#### Stored data

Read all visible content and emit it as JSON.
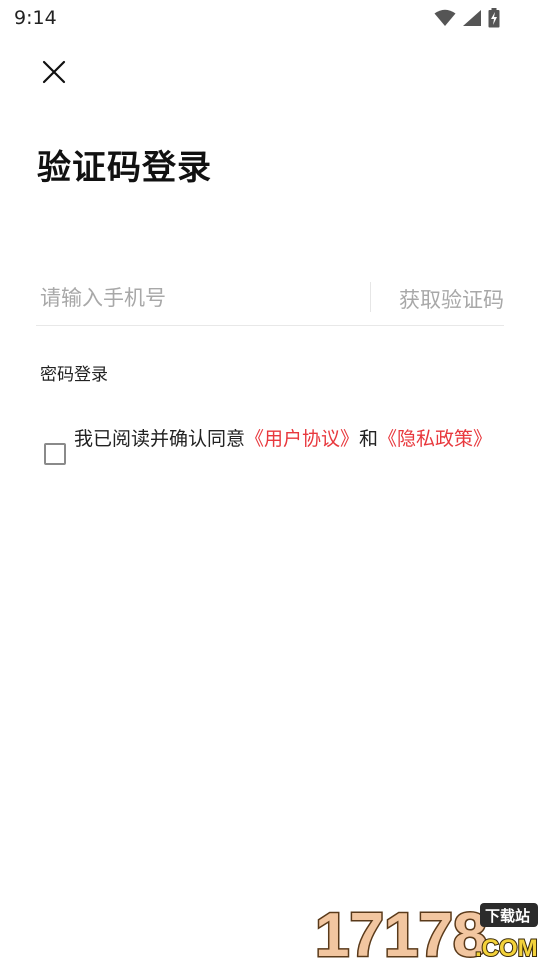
{
  "status_bar": {
    "time": "9:14",
    "icons": [
      "wifi-icon",
      "signal-icon",
      "battery-charging-icon"
    ]
  },
  "header": {
    "close_icon": "close-icon",
    "title": "验证码登录"
  },
  "phone_form": {
    "phone_placeholder": "请输入手机号",
    "phone_value": "",
    "get_code_label": "获取验证码"
  },
  "alt_login": {
    "password_login_label": "密码登录"
  },
  "agreement": {
    "checked": false,
    "prefix": "我已阅读并确认同意",
    "user_agreement": "《用户协议》",
    "and_text": "和",
    "privacy_policy": "《隐私政策》"
  },
  "watermark": {
    "digits": "17178",
    "suffix": ".COM",
    "tag": "下载站"
  },
  "colors": {
    "accent_red": "#e8383d",
    "placeholder_gray": "#a8a8a8",
    "title_black": "#111111"
  }
}
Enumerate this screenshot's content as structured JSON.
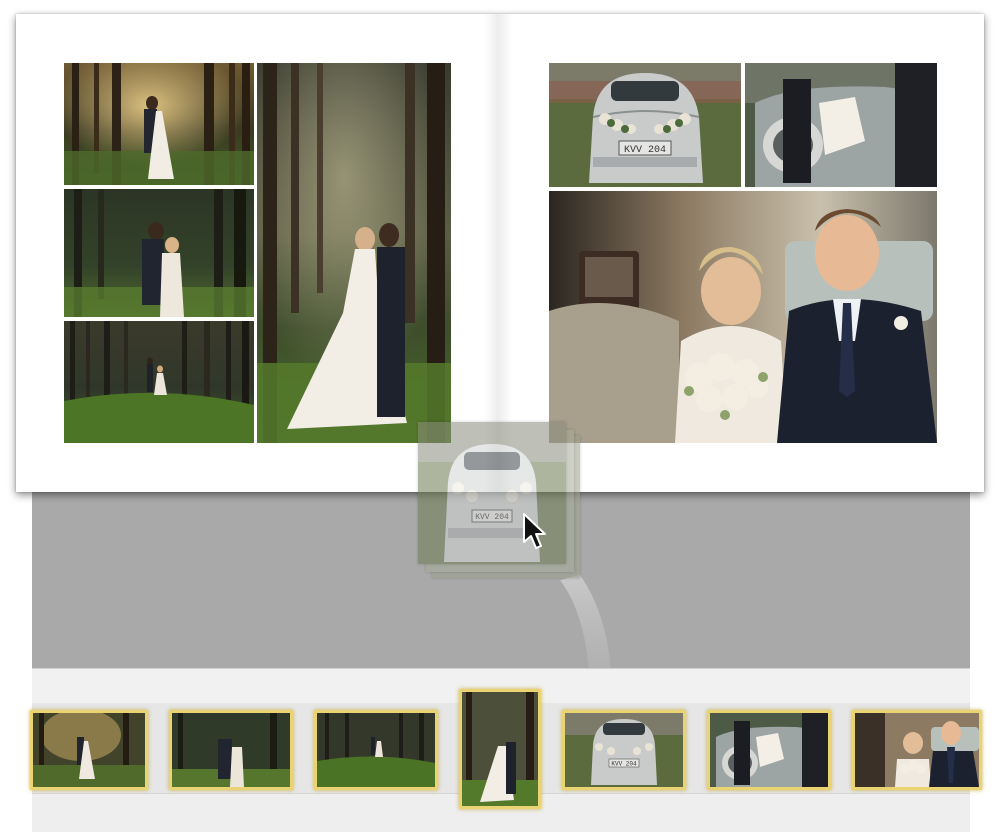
{
  "app": {
    "name": ""
  },
  "album": {
    "left_page": {
      "photos": [
        {
          "id": "forest-couple-embrace",
          "scene": "forest"
        },
        {
          "id": "forest-couple-hug",
          "scene": "forest"
        },
        {
          "id": "forest-couple-distance",
          "scene": "forest"
        },
        {
          "id": "forest-couple-forehead",
          "scene": "forest"
        }
      ]
    },
    "right_page": {
      "photos": [
        {
          "id": "vintage-car-rear",
          "scene": "car",
          "plate_text": "KVV 204"
        },
        {
          "id": "groom-helping-bride",
          "scene": "car"
        },
        {
          "id": "couple-in-car",
          "scene": "car-interior"
        }
      ]
    }
  },
  "drag": {
    "dragged_photo": "vintage-car-rear",
    "stack_count": 3,
    "plate_text": "KVV 204"
  },
  "filmstrip": {
    "thumbnails": [
      {
        "id": "forest-couple-embrace",
        "selected": false
      },
      {
        "id": "forest-couple-hug",
        "selected": false
      },
      {
        "id": "forest-couple-distance",
        "selected": false
      },
      {
        "id": "forest-couple-forehead",
        "selected": true
      },
      {
        "id": "vintage-car-rear",
        "selected": false,
        "plate_text": "KVV 204"
      },
      {
        "id": "groom-helping-bride",
        "selected": false
      },
      {
        "id": "couple-in-car",
        "selected": false
      }
    ]
  },
  "colors": {
    "thumb_border": "#e9d373",
    "workspace": "#a9a9a9",
    "filmstrip": "#e6e6e6"
  },
  "icons": {
    "cursor": "arrow-cursor-icon"
  }
}
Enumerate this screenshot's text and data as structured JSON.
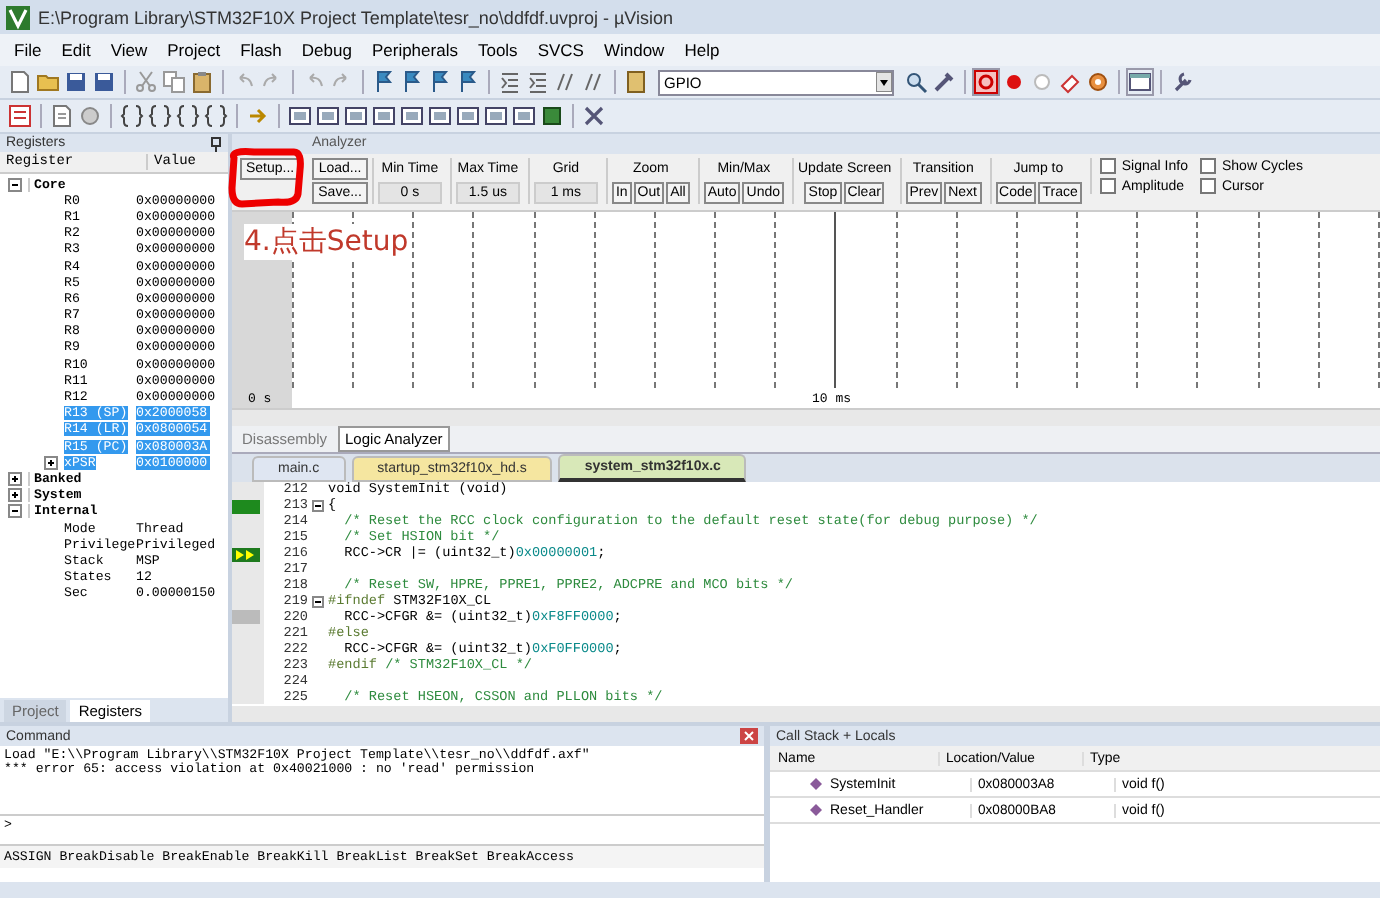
{
  "window": {
    "title": "E:\\Program Library\\STM32F10X Project Template\\tesr_no\\ddfdf.uvproj - µVision"
  },
  "menu": [
    "File",
    "Edit",
    "View",
    "Project",
    "Flash",
    "Debug",
    "Peripherals",
    "Tools",
    "SVCS",
    "Window",
    "Help"
  ],
  "toolbar": {
    "target_field": {
      "value": "GPIO"
    }
  },
  "registers_panel": {
    "title": "Registers",
    "columns": [
      "Register",
      "Value"
    ],
    "items": [
      {
        "name": "Core",
        "expanded": true,
        "selected": false,
        "children": [
          {
            "name": "R0",
            "value": "0x00000000",
            "selected": false
          },
          {
            "name": "R1",
            "value": "0x00000000",
            "selected": false
          },
          {
            "name": "R2",
            "value": "0x00000000",
            "selected": false
          },
          {
            "name": "R3",
            "value": "0x00000000",
            "selected": false
          },
          {
            "name": "R4",
            "value": "0x00000000",
            "selected": false
          },
          {
            "name": "R5",
            "value": "0x00000000",
            "selected": false
          },
          {
            "name": "R6",
            "value": "0x00000000",
            "selected": false
          },
          {
            "name": "R7",
            "value": "0x00000000",
            "selected": false
          },
          {
            "name": "R8",
            "value": "0x00000000",
            "selected": false
          },
          {
            "name": "R9",
            "value": "0x00000000",
            "selected": false
          },
          {
            "name": "R10",
            "value": "0x00000000",
            "selected": false
          },
          {
            "name": "R11",
            "value": "0x00000000",
            "selected": false
          },
          {
            "name": "R12",
            "value": "0x00000000",
            "selected": false
          },
          {
            "name": "R13 (SP)",
            "value": "0x2000058",
            "selected": true
          },
          {
            "name": "R14 (LR)",
            "value": "0x0800054",
            "selected": true
          },
          {
            "name": "R15 (PC)",
            "value": "0x080003A",
            "selected": true
          },
          {
            "name": "xPSR",
            "value": "0x0100000",
            "selected": true,
            "expanded": false
          }
        ]
      },
      {
        "name": "Banked",
        "expanded": false,
        "selected": false
      },
      {
        "name": "System",
        "expanded": false,
        "selected": false
      },
      {
        "name": "Internal",
        "expanded": true,
        "selected": false,
        "children": [
          {
            "name": "Mode",
            "value": "Thread",
            "selected": false
          },
          {
            "name": "Privilege",
            "value": "Privileged",
            "selected": false
          },
          {
            "name": "Stack",
            "value": "MSP",
            "selected": false
          },
          {
            "name": "States",
            "value": "12",
            "selected": false
          },
          {
            "name": "Sec",
            "value": "0.00000150",
            "selected": false
          }
        ]
      }
    ],
    "tabs": [
      {
        "label": "Project",
        "selected": false
      },
      {
        "label": "Registers",
        "selected": true
      }
    ]
  },
  "logic_analyzer": {
    "title": "Analyzer",
    "buttons_a": [
      "Setup...",
      "Load...",
      "Save..."
    ],
    "fields": [
      {
        "label": "Min Time",
        "value": "0 s"
      },
      {
        "label": "Max Time",
        "value": "1.5 us"
      },
      {
        "label": "Grid",
        "value": "1 ms"
      }
    ],
    "groups": [
      {
        "label": "Zoom",
        "buttons": [
          "In",
          "Out",
          "All"
        ]
      },
      {
        "label": "Min/Max",
        "buttons": [
          "Auto",
          "Undo"
        ]
      },
      {
        "label": "Update Screen",
        "buttons": [
          "Stop",
          "Clear"
        ]
      },
      {
        "label": "Transition",
        "buttons": [
          "Prev",
          "Next"
        ]
      },
      {
        "label": "Jump to",
        "buttons": [
          "Code",
          "Trace"
        ]
      }
    ],
    "checkboxes": [
      {
        "label": "Signal Info",
        "checked": false
      },
      {
        "label": "Show Cycles",
        "checked": false
      },
      {
        "label": "Amplitude",
        "checked": false
      },
      {
        "label": "Cursor",
        "checked": false
      }
    ],
    "axis_labels": [
      "0 s",
      "10 ms"
    ],
    "annotation": "4.点击Setup"
  },
  "view_tabs": [
    {
      "label": "Disassembly",
      "selected": false
    },
    {
      "label": "Logic Analyzer",
      "selected": true
    }
  ],
  "file_tabs": [
    {
      "label": "main.c",
      "selected": false,
      "color": "#dfe6f2"
    },
    {
      "label": "startup_stm32f10x_hd.s",
      "selected": false,
      "color": "#f5e6a0"
    },
    {
      "label": "system_stm32f10x.c",
      "selected": true,
      "color": "#d8e8b8"
    }
  ],
  "code": [
    {
      "line": "212",
      "executed": false,
      "current": false,
      "marked": false,
      "fold": false,
      "segments": [
        {
          "text": "void SystemInit (void)",
          "kind": "code"
        }
      ]
    },
    {
      "line": "213",
      "executed": true,
      "current": false,
      "marked": false,
      "fold": true,
      "segments": [
        {
          "text": "{",
          "kind": "code"
        }
      ]
    },
    {
      "line": "214",
      "executed": false,
      "current": false,
      "marked": false,
      "fold": false,
      "segments": [
        {
          "text": "  /* Reset the RCC clock configuration to the default reset state(for debug purpose) */",
          "kind": "comment"
        }
      ]
    },
    {
      "line": "215",
      "executed": false,
      "current": false,
      "marked": false,
      "fold": false,
      "segments": [
        {
          "text": "  /* Set HSION bit */",
          "kind": "comment"
        }
      ]
    },
    {
      "line": "216",
      "executed": false,
      "current": true,
      "marked": false,
      "fold": false,
      "segments": [
        {
          "text": "  RCC->CR |= (uint32_t)",
          "kind": "code"
        },
        {
          "text": "0x00000001",
          "kind": "number"
        },
        {
          "text": ";",
          "kind": "code"
        }
      ]
    },
    {
      "line": "217",
      "executed": false,
      "current": false,
      "marked": false,
      "fold": false
    },
    {
      "line": "218",
      "executed": false,
      "current": false,
      "marked": false,
      "fold": false,
      "segments": [
        {
          "text": "  /* Reset SW, HPRE, PPRE1, PPRE2, ADCPRE and MCO bits */",
          "kind": "comment"
        }
      ]
    },
    {
      "line": "219",
      "executed": false,
      "current": false,
      "marked": false,
      "fold": true,
      "segments": [
        {
          "text": "#ifndef",
          "kind": "directive"
        },
        {
          "text": " STM32F10X_CL",
          "kind": "code"
        }
      ]
    },
    {
      "line": "220",
      "executed": false,
      "current": false,
      "marked": true,
      "fold": false,
      "segments": [
        {
          "text": "  RCC->CFGR &= (uint32_t)",
          "kind": "code"
        },
        {
          "text": "0xF8FF0000",
          "kind": "number"
        },
        {
          "text": ";",
          "kind": "code"
        }
      ]
    },
    {
      "line": "221",
      "executed": false,
      "current": false,
      "marked": false,
      "fold": false,
      "segments": [
        {
          "text": "#else",
          "kind": "directive"
        }
      ]
    },
    {
      "line": "222",
      "executed": false,
      "current": false,
      "marked": false,
      "fold": false,
      "segments": [
        {
          "text": "  RCC->CFGR &= (uint32_t)",
          "kind": "code"
        },
        {
          "text": "0xF0FF0000",
          "kind": "number"
        },
        {
          "text": ";",
          "kind": "code"
        }
      ]
    },
    {
      "line": "223",
      "executed": false,
      "current": false,
      "marked": false,
      "fold": false,
      "segments": [
        {
          "text": "#endif",
          "kind": "directive"
        },
        {
          "text": " /* STM32F10X_CL */",
          "kind": "comment"
        }
      ]
    },
    {
      "line": "224",
      "executed": false,
      "current": false,
      "marked": false,
      "fold": false
    },
    {
      "line": "225",
      "executed": false,
      "current": false,
      "marked": false,
      "fold": false,
      "segments": [
        {
          "text": "  /* Reset HSEON, CSSON and PLLON bits */",
          "kind": "comment"
        }
      ]
    }
  ],
  "command_panel": {
    "title": "Command",
    "lines": [
      "Load \"E:\\\\Program Library\\\\STM32F10X Project Template\\\\tesr_no\\\\ddfdf.axf\"",
      "*** error 65: access violation at 0x40021000 : no 'read' permission"
    ],
    "prompt": ">",
    "help": "ASSIGN BreakDisable BreakEnable BreakKill BreakList BreakSet BreakAccess"
  },
  "call_stack": {
    "title": "Call Stack + Locals",
    "columns": [
      "Name",
      "Location/Value",
      "Type"
    ],
    "rows": [
      {
        "name": "SystemInit",
        "location": "0x080003A8",
        "type": "void f()"
      },
      {
        "name": "Reset_Handler",
        "location": "0x08000BA8",
        "type": "void f()"
      }
    ]
  }
}
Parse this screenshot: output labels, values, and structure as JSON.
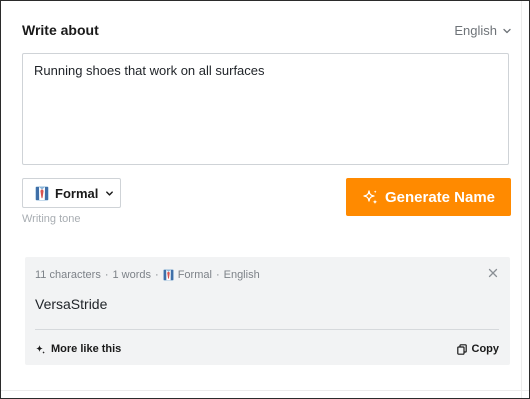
{
  "header": {
    "title": "Write about",
    "language": "English"
  },
  "input": {
    "value": "Running shoes that work on all surfaces"
  },
  "tone": {
    "selected": "Formal",
    "label": "Writing tone",
    "icon": "necktie-emoji"
  },
  "generate": {
    "label": "Generate Name",
    "icon": "sparkles-icon"
  },
  "result": {
    "characters": "11 characters",
    "sep1": "·",
    "words": "1 words",
    "sep2": "·",
    "tone": "Formal",
    "sep3": "·",
    "language": "English",
    "name": "VersaStride",
    "more_label": "More like this",
    "copy_label": "Copy"
  },
  "colors": {
    "accent": "#ff8a00",
    "card_bg": "#f2f3f4",
    "border": "#cfd3d7"
  }
}
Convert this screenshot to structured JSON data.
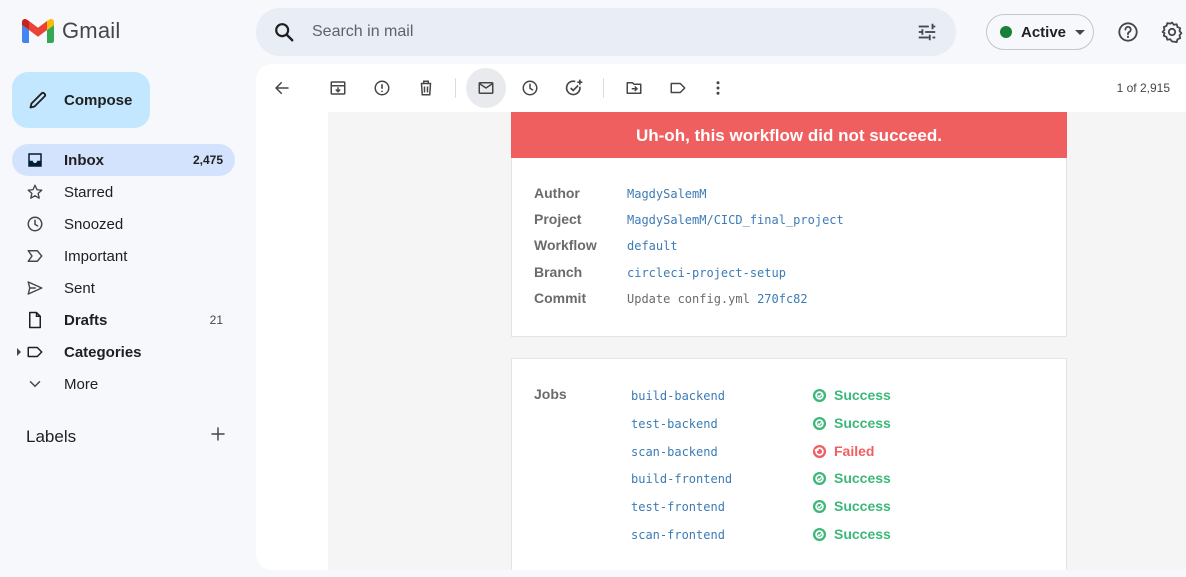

#### Set problem
Exactly the lines from the one with "Parse this screenshot: output" through the end of the records should be written out, and only those. Pictures do not belong in the copy.

#### Response to the task
Parse this screenshot: output labels, values, and structure as JSON.
{
  "header": {
    "title": "Write about",
    "language": "English"
  },
  "input": {
    "value": "Running shoes that work on all surfaces"
  },
  "tone": {
    "selected": "Formal",
    "label": "Writing tone",
    "icon": "necktie-emoji"
  },
  "generate": {
    "label": "Generate Name",
    "icon": "sparkles-icon"
  },
  "result": {
    "characters": "11 characters",
    "sep1": "·",
    "words": "1 words",
    "sep2": "·",
    "tone": "Formal",
    "sep3": "·",
    "language": "English",
    "name": "VersaStride",
    "more_label": "More like this",
    "copy_label": "Copy"
  },
  "colors": {
    "accent": "#ff8a00",
    "card_bg": "#f2f3f4",
    "border": "#cfd3d7"
  }
}
Convert this screenshot to structured JSON data.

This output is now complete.